(Stored items)
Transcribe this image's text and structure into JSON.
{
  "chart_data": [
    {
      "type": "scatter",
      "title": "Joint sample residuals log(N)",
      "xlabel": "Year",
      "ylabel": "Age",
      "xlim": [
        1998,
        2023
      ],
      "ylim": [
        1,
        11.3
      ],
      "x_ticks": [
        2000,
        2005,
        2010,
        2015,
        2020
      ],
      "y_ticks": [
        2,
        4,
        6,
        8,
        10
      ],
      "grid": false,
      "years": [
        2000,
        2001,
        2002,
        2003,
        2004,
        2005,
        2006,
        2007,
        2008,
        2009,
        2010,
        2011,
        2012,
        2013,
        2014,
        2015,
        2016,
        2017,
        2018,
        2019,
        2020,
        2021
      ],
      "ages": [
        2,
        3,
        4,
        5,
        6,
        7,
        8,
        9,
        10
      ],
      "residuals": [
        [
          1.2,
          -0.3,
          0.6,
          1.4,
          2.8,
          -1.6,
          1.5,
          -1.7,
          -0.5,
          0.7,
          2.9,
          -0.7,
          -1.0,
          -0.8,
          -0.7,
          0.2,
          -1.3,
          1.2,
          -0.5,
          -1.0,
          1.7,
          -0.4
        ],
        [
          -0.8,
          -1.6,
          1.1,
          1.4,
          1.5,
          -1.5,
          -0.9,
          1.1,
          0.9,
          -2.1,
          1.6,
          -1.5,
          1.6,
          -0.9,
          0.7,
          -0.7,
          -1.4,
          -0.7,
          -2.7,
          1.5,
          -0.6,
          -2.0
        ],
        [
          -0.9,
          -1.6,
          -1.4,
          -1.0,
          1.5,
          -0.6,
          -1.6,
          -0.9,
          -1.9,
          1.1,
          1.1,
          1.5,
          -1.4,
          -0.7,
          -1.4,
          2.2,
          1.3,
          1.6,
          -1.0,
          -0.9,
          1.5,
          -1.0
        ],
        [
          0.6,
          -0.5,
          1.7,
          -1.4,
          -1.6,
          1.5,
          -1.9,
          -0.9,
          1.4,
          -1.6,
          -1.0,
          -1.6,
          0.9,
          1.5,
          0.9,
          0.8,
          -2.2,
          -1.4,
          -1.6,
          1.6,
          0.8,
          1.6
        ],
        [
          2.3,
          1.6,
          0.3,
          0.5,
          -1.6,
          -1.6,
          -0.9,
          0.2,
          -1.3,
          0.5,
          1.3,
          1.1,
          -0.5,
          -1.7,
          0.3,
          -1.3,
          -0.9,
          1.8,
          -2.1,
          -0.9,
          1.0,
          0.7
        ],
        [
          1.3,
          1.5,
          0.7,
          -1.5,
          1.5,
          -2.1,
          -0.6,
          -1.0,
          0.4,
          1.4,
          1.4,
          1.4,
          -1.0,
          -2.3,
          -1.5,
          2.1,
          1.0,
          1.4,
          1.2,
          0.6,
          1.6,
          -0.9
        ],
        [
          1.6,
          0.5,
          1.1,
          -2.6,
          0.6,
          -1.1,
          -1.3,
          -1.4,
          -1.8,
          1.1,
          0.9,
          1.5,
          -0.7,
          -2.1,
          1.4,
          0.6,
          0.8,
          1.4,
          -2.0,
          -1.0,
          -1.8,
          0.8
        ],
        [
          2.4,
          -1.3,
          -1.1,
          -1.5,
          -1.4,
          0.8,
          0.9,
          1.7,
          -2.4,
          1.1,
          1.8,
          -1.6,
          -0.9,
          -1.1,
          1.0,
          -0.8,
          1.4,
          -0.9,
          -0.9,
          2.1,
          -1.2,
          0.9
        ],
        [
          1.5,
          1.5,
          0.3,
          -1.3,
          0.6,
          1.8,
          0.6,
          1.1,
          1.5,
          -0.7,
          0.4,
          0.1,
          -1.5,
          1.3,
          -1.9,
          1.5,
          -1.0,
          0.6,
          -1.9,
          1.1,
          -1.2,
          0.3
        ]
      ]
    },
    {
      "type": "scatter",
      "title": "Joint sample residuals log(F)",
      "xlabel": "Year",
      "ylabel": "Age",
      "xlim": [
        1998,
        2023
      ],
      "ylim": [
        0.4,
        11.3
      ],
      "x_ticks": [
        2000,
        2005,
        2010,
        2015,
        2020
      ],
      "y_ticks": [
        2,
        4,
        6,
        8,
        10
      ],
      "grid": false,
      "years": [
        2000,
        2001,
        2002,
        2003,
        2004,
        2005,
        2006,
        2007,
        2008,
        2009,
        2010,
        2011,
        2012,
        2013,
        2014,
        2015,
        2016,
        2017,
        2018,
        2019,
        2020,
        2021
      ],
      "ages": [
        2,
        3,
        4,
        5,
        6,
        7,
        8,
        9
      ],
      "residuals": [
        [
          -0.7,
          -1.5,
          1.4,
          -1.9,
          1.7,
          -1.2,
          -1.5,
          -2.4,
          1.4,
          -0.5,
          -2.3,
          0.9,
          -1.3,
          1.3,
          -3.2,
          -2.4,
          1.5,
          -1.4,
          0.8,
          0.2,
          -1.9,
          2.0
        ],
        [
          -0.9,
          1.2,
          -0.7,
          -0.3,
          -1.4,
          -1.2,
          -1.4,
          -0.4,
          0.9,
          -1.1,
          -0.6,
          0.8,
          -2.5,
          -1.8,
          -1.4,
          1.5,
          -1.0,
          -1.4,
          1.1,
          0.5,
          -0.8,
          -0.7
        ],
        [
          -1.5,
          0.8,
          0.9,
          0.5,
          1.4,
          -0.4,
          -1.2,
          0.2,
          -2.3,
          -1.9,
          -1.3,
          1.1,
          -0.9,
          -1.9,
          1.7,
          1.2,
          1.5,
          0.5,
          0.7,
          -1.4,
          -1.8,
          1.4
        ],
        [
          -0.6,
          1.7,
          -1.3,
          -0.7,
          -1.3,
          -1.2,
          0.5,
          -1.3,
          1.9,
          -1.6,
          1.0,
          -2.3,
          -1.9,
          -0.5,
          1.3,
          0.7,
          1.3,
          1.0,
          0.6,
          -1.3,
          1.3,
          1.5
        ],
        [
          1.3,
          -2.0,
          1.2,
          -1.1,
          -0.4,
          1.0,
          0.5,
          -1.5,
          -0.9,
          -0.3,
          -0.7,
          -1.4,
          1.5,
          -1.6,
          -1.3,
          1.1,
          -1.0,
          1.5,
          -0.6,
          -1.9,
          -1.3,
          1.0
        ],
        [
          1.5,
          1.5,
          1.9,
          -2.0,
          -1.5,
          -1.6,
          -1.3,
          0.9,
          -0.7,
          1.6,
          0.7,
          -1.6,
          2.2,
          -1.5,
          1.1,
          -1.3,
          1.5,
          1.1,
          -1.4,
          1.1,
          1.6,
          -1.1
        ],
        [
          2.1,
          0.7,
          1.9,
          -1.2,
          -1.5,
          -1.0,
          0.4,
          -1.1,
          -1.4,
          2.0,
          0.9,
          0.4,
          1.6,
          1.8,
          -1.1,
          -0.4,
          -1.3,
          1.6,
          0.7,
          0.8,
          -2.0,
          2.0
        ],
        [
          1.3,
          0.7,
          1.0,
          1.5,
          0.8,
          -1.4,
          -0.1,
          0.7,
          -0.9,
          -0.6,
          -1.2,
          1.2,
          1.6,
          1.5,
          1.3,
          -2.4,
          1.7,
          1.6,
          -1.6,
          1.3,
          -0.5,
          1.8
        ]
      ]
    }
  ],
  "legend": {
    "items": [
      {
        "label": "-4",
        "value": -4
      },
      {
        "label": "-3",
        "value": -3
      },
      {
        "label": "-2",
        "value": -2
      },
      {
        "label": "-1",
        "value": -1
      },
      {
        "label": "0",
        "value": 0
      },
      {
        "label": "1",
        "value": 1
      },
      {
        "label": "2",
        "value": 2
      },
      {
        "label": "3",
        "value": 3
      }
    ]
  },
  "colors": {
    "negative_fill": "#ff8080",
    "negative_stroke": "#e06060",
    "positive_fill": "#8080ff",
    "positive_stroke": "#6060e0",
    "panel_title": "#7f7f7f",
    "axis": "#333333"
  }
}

Aim >>
Compute how many lines include the string "Joint", then give that number by itself.

Finished answer >>
2